* **WHAT YOU SHOULD DO**
Your task is to copy every line of the entries that contains "this".

* **DATA PROVIDED**

------------------------

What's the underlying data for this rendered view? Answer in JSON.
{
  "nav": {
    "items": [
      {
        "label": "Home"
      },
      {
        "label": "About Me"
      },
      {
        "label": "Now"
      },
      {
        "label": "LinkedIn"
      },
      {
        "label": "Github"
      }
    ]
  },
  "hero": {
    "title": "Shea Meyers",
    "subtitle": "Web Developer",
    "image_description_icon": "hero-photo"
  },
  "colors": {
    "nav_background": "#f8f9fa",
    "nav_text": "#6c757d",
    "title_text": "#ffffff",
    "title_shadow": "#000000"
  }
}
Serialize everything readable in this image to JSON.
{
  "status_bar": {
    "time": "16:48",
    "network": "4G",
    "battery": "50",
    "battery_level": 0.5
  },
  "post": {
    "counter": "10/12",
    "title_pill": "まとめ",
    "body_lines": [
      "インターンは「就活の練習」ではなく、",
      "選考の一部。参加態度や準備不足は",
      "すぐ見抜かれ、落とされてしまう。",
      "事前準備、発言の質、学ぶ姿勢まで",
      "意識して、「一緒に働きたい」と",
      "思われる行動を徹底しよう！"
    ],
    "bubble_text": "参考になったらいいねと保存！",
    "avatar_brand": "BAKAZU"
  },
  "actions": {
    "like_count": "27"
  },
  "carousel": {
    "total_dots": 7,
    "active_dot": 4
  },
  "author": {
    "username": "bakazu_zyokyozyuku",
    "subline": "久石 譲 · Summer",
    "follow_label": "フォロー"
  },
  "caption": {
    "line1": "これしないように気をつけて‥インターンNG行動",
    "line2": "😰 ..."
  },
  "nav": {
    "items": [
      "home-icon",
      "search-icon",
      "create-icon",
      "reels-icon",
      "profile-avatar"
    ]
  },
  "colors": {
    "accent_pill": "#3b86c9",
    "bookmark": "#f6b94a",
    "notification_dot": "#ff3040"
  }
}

------------------------

* **EXERCISE RESULT**
What's the underlying data for this rendered view? Answer in JSON.
Serialize everything readable in this image to JSON.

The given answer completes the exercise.